Exercise task >> All lines holding the string "High" are to be shown.

Excerpted data >>
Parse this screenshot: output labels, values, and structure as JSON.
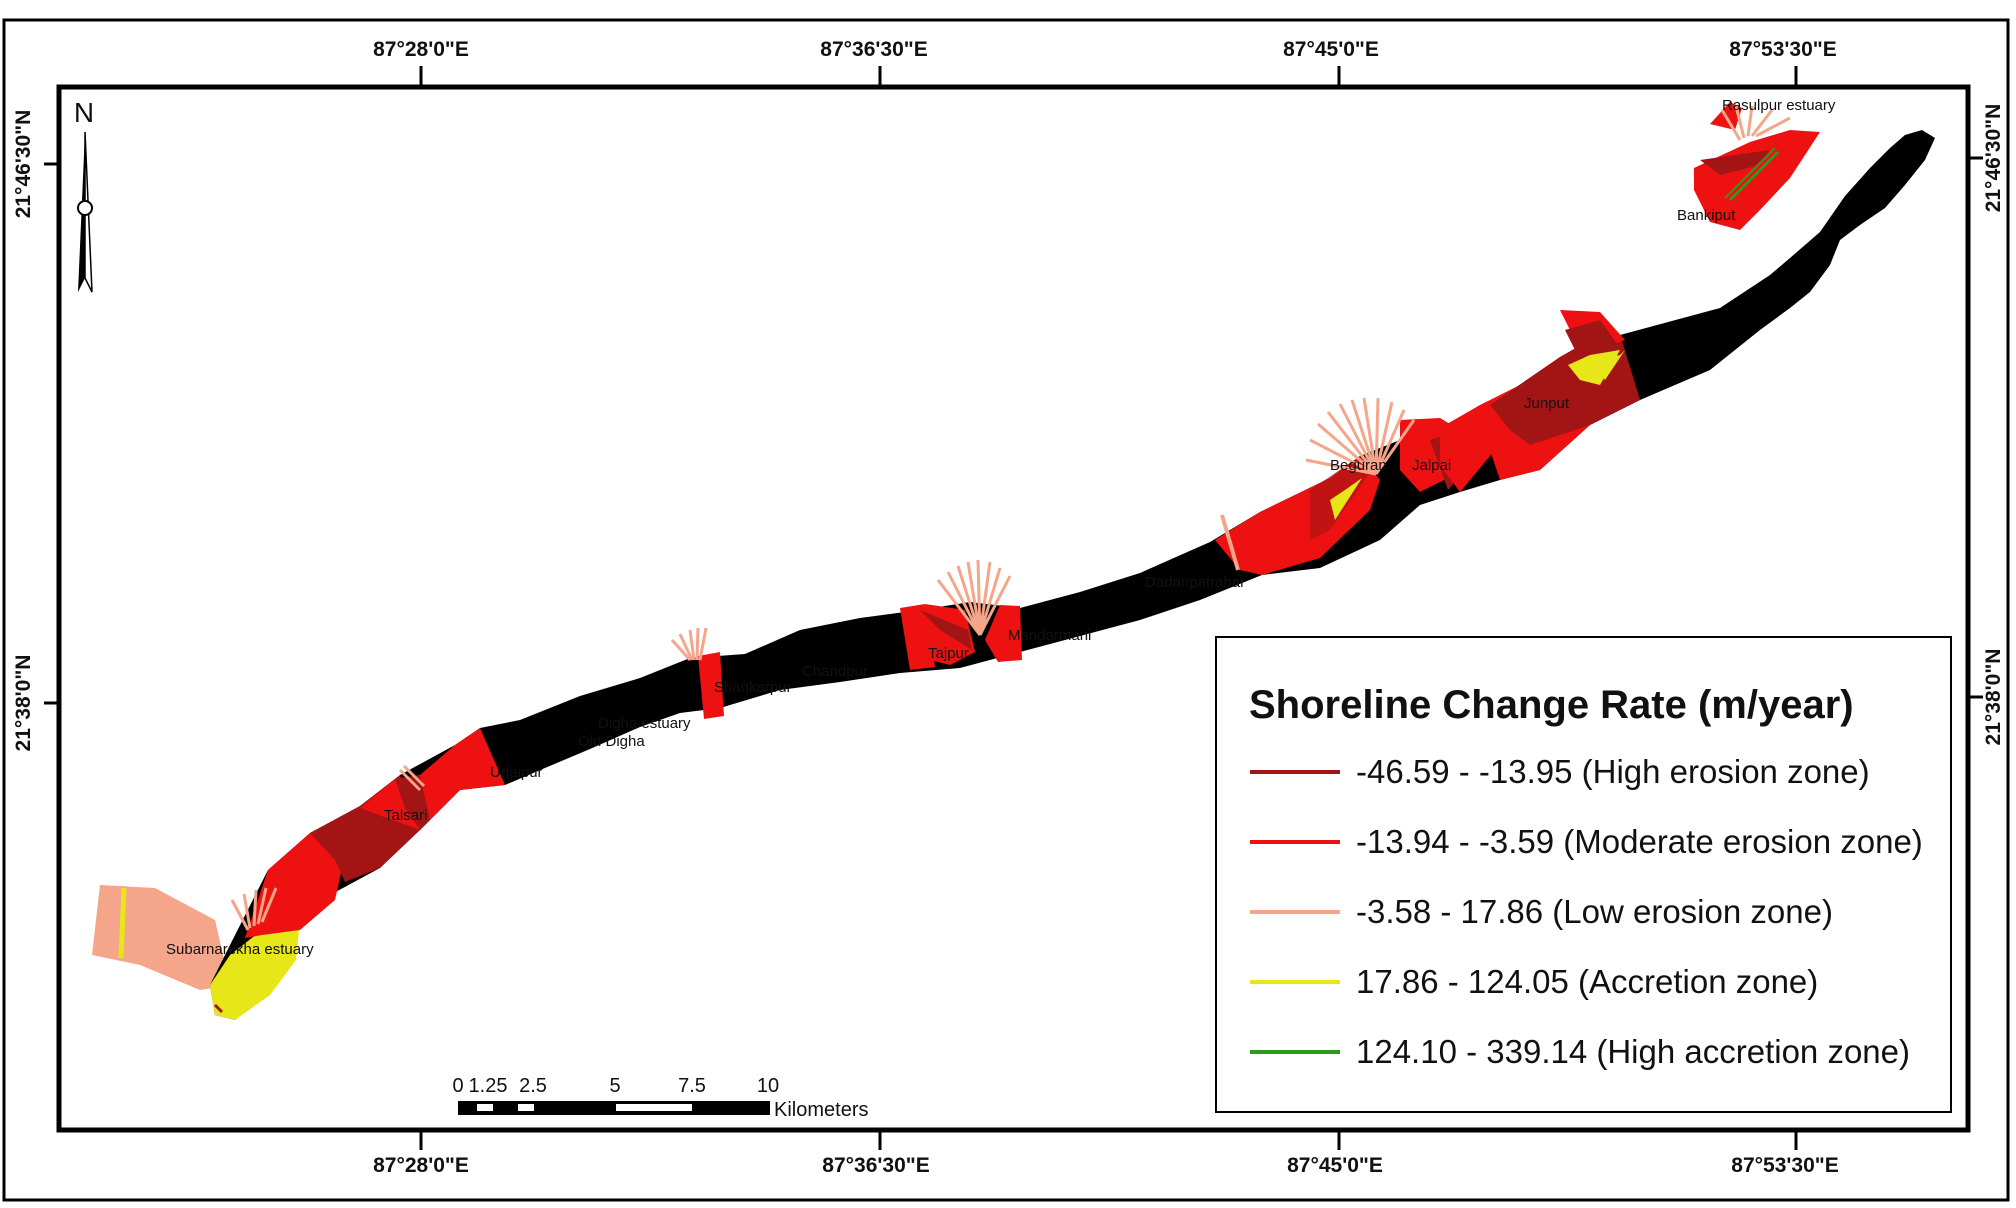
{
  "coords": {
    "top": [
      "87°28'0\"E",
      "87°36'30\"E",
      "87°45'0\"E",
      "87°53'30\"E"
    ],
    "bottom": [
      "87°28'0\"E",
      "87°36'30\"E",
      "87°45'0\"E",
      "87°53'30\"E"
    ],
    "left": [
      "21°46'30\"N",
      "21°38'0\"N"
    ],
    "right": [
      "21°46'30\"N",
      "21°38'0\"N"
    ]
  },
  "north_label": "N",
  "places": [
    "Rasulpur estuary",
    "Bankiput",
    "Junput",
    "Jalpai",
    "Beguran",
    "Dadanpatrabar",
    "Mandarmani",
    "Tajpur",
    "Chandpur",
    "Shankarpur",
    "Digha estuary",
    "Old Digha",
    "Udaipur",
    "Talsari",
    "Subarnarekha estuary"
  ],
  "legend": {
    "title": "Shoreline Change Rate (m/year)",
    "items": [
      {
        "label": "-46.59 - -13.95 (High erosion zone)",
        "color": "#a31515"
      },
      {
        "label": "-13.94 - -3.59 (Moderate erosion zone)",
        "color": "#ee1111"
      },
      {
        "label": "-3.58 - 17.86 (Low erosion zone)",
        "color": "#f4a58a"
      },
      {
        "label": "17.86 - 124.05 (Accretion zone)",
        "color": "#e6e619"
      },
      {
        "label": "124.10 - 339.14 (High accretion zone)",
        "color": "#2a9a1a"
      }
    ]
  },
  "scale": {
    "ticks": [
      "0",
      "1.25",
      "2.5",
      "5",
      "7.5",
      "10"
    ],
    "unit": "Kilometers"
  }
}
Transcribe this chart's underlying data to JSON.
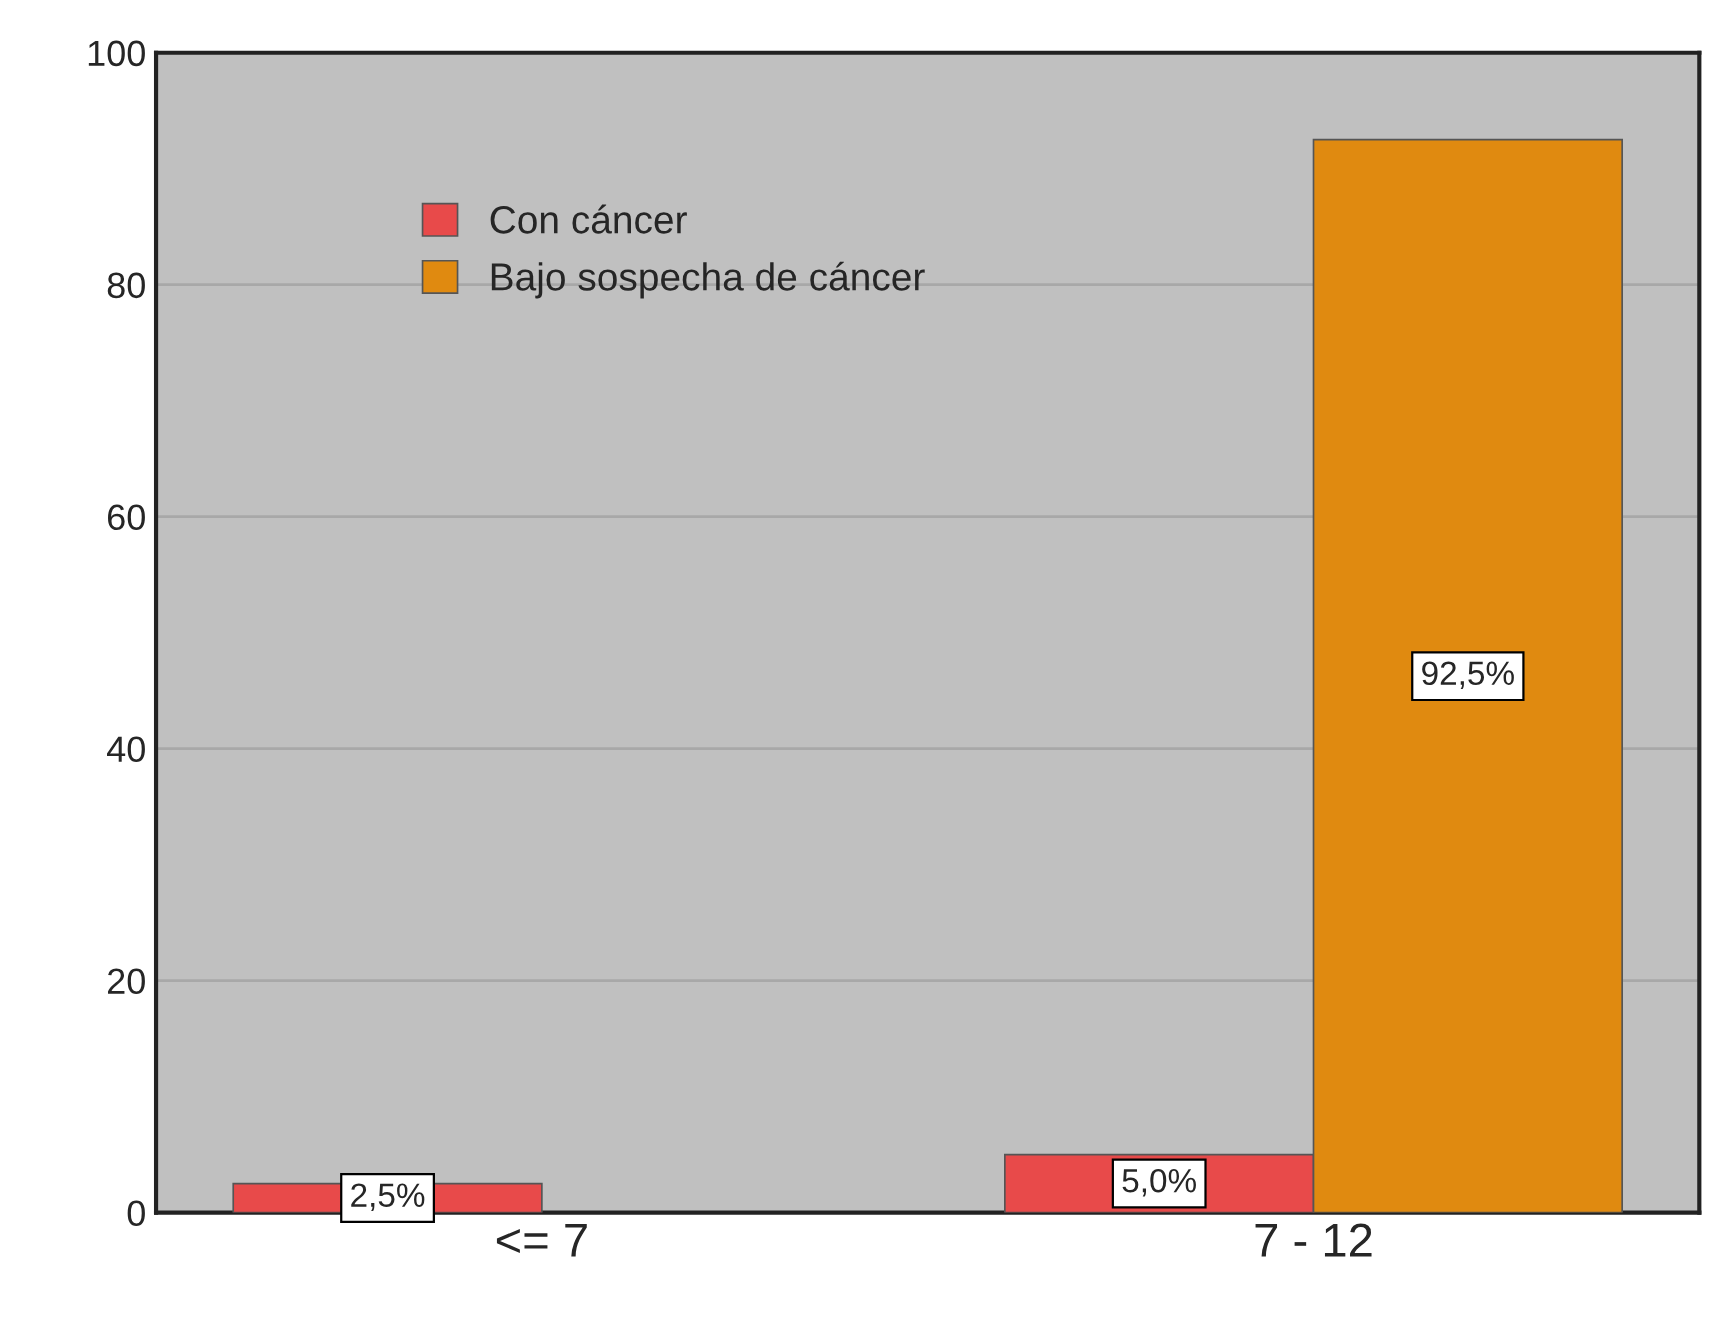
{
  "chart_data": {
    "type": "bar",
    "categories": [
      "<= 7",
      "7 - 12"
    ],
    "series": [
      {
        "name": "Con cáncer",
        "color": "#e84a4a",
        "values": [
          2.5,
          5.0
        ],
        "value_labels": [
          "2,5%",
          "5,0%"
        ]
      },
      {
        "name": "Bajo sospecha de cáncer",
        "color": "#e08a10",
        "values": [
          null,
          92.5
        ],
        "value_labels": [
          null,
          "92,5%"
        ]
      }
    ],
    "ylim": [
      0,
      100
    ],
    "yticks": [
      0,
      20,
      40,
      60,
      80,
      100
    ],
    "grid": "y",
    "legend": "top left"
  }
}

==

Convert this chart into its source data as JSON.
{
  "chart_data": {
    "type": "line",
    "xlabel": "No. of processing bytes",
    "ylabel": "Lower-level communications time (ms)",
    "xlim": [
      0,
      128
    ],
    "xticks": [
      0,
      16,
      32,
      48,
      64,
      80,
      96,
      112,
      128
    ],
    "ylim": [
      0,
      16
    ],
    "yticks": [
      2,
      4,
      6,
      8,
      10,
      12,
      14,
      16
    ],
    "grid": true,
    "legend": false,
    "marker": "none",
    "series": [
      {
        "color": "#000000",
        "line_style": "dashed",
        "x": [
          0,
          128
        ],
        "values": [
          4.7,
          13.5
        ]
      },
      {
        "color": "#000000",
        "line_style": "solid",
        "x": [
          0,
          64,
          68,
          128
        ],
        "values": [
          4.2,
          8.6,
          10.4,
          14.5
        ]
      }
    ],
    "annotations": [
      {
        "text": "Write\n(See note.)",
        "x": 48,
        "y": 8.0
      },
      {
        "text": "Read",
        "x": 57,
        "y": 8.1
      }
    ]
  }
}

---

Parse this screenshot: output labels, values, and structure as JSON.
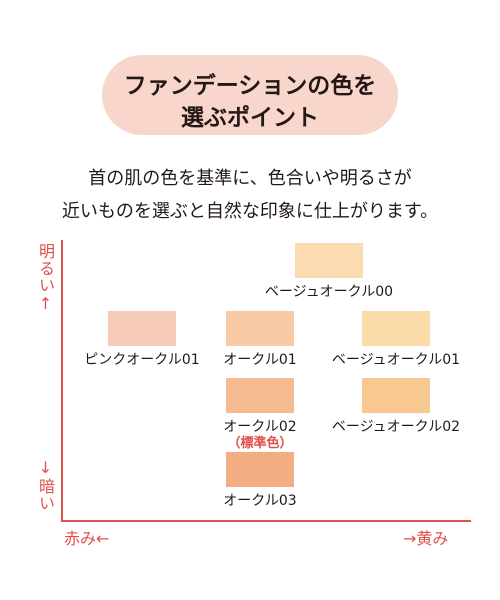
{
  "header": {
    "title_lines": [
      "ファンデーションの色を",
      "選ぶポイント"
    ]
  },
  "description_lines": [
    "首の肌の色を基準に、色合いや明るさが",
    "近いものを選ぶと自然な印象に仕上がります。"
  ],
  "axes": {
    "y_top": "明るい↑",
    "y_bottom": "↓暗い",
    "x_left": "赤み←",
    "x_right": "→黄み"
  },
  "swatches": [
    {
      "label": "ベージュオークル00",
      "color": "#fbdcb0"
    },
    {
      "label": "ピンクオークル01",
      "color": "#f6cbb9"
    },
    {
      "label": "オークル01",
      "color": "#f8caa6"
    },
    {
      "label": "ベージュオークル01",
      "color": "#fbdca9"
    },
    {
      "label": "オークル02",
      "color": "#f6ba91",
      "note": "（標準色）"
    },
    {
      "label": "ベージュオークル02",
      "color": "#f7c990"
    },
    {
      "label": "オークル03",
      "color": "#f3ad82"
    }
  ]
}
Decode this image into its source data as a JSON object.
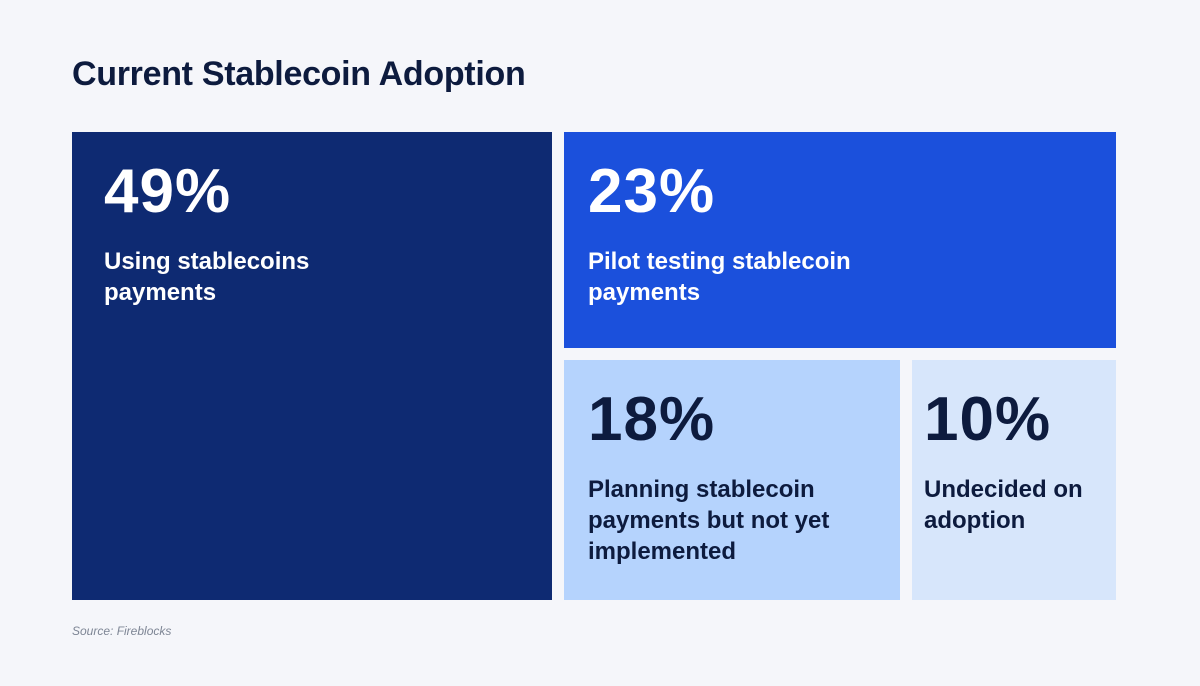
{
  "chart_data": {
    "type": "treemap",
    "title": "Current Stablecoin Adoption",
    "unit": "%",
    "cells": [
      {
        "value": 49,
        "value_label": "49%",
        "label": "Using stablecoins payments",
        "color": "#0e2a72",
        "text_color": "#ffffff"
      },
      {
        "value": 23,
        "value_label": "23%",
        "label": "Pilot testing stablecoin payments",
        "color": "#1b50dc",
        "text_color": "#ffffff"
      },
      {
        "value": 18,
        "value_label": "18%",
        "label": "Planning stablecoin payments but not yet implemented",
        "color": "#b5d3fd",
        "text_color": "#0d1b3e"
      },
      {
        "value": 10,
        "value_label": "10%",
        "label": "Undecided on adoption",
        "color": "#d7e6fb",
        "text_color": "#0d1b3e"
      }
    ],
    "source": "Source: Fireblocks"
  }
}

Task response >>
        "label": "-46.59 - -13.95 (High erosion zone)",
        "label": "124.10 - 339.14 (High accretion zone)",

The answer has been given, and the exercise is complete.